> _Stated problem_
Retype all of the listing exactly, passing over any picture you find.

> _Records for this task_
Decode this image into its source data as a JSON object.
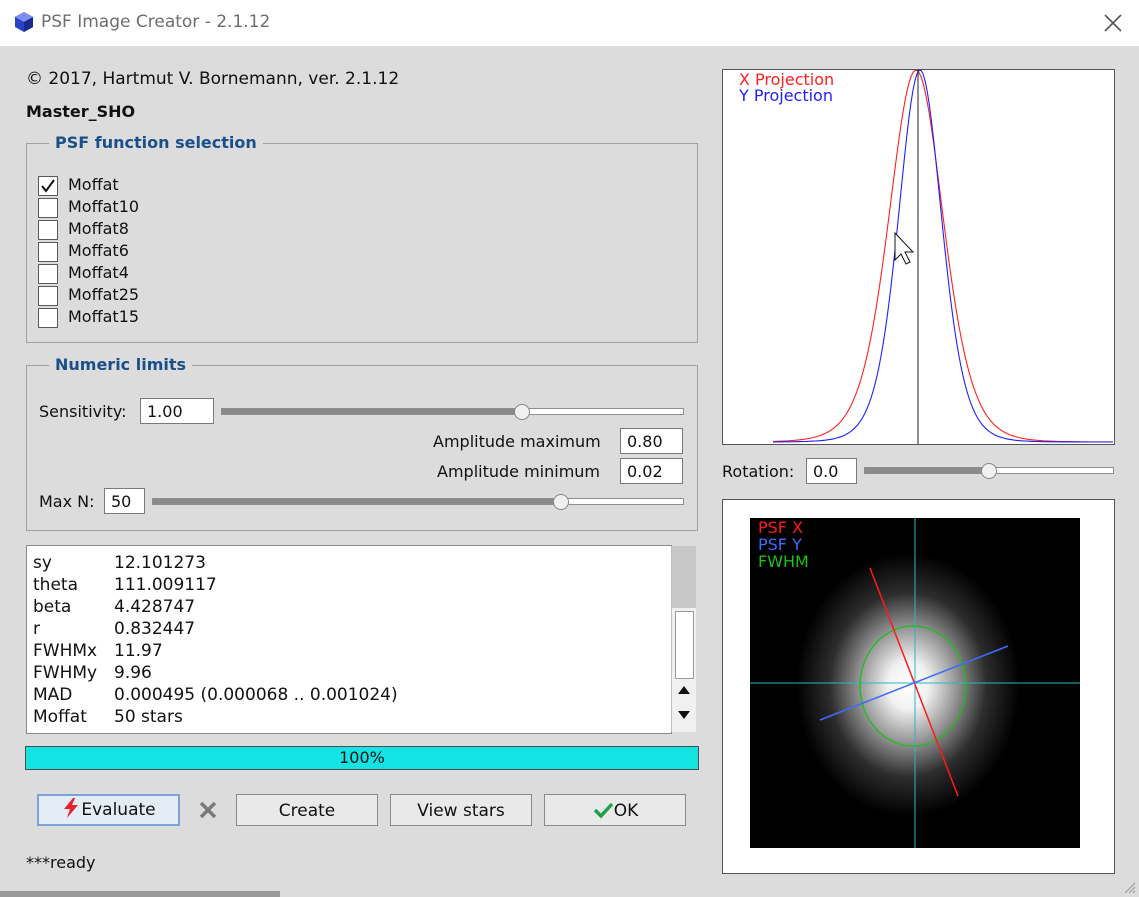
{
  "window": {
    "title": "PSF Image Creator - 2.1.12"
  },
  "header": {
    "copyright": "© 2017, Hartmut V. Bornemann, ver. 2.1.12",
    "document": "Master_SHO"
  },
  "psf_selection": {
    "title": "PSF function selection",
    "options": [
      {
        "label": "Moffat",
        "checked": true
      },
      {
        "label": "Moffat10",
        "checked": false
      },
      {
        "label": "Moffat8",
        "checked": false
      },
      {
        "label": "Moffat6",
        "checked": false
      },
      {
        "label": "Moffat4",
        "checked": false
      },
      {
        "label": "Moffat25",
        "checked": false
      },
      {
        "label": "Moffat15",
        "checked": false
      }
    ]
  },
  "numeric_limits": {
    "title": "Numeric limits",
    "sensitivity_label": "Sensitivity:",
    "sensitivity_value": "1.00",
    "sensitivity_slider": 0.65,
    "amplitude_max_label": "Amplitude maximum",
    "amplitude_max_value": "0.80",
    "amplitude_min_label": "Amplitude minimum",
    "amplitude_min_value": "0.02",
    "maxn_label": "Max N:",
    "maxn_value": "50",
    "maxn_slider": 0.77
  },
  "results": [
    {
      "key": "sy",
      "value": "12.101273"
    },
    {
      "key": "theta",
      "value": "111.009117"
    },
    {
      "key": "beta",
      "value": "4.428747"
    },
    {
      "key": "r",
      "value": "0.832447"
    },
    {
      "key": "FWHMx",
      "value": "11.97"
    },
    {
      "key": "FWHMy",
      "value": "9.96"
    },
    {
      "key": "MAD",
      "value": "0.000495 (0.000068 .. 0.001024)"
    },
    {
      "key": "Moffat",
      "value": "50 stars"
    }
  ],
  "progress": {
    "label": "100%",
    "value": 1.0
  },
  "buttons": {
    "evaluate": "Evaluate",
    "create": "Create",
    "view_stars": "View stars",
    "ok": "OK"
  },
  "status": "***ready",
  "projection_plot": {
    "legend_x": "X Projection",
    "legend_y": "Y Projection",
    "color_x": "#ff2020",
    "color_y": "#2020ff"
  },
  "rotation": {
    "label": "Rotation:",
    "value": "0.0",
    "slider": 0.5
  },
  "psf_image": {
    "legend_x": "PSF X",
    "legend_y": "PSF Y",
    "legend_fwhm": "FWHM",
    "color_x": "#ff1a1a",
    "color_y": "#3d6dff",
    "color_fwhm": "#19c019",
    "crosshair_color": "#2ab7c7"
  },
  "colors": {
    "accent_blue": "#1b4f8a",
    "progress_fill": "#14e3e3",
    "background": "#dcdcdc"
  }
}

> _Exercise answer_
Decode this image into its source data as a JSON object.
{
  "window": {
    "title": "PSF Image Creator - 2.1.12"
  },
  "header": {
    "copyright": "© 2017, Hartmut V. Bornemann, ver. 2.1.12",
    "document": "Master_SHO"
  },
  "psf_selection": {
    "title": "PSF function selection",
    "options": [
      {
        "label": "Moffat",
        "checked": true
      },
      {
        "label": "Moffat10",
        "checked": false
      },
      {
        "label": "Moffat8",
        "checked": false
      },
      {
        "label": "Moffat6",
        "checked": false
      },
      {
        "label": "Moffat4",
        "checked": false
      },
      {
        "label": "Moffat25",
        "checked": false
      },
      {
        "label": "Moffat15",
        "checked": false
      }
    ]
  },
  "numeric_limits": {
    "title": "Numeric limits",
    "sensitivity_label": "Sensitivity:",
    "sensitivity_value": "1.00",
    "sensitivity_slider": 0.65,
    "amplitude_max_label": "Amplitude maximum",
    "amplitude_max_value": "0.80",
    "amplitude_min_label": "Amplitude minimum",
    "amplitude_min_value": "0.02",
    "maxn_label": "Max N:",
    "maxn_value": "50",
    "maxn_slider": 0.77
  },
  "results": [
    {
      "key": "sy",
      "value": "12.101273"
    },
    {
      "key": "theta",
      "value": "111.009117"
    },
    {
      "key": "beta",
      "value": "4.428747"
    },
    {
      "key": "r",
      "value": "0.832447"
    },
    {
      "key": "FWHMx",
      "value": "11.97"
    },
    {
      "key": "FWHMy",
      "value": "9.96"
    },
    {
      "key": "MAD",
      "value": "0.000495 (0.000068 .. 0.001024)"
    },
    {
      "key": "Moffat",
      "value": "50 stars"
    }
  ],
  "progress": {
    "label": "100%",
    "value": 1.0
  },
  "buttons": {
    "evaluate": "Evaluate",
    "create": "Create",
    "view_stars": "View stars",
    "ok": "OK"
  },
  "status": "***ready",
  "projection_plot": {
    "legend_x": "X Projection",
    "legend_y": "Y Projection",
    "color_x": "#ff2020",
    "color_y": "#2020ff"
  },
  "rotation": {
    "label": "Rotation:",
    "value": "0.0",
    "slider": 0.5
  },
  "psf_image": {
    "legend_x": "PSF X",
    "legend_y": "PSF Y",
    "legend_fwhm": "FWHM",
    "color_x": "#ff1a1a",
    "color_y": "#3d6dff",
    "color_fwhm": "#19c019",
    "crosshair_color": "#2ab7c7"
  },
  "colors": {
    "accent_blue": "#1b4f8a",
    "progress_fill": "#14e3e3",
    "background": "#dcdcdc"
  }
}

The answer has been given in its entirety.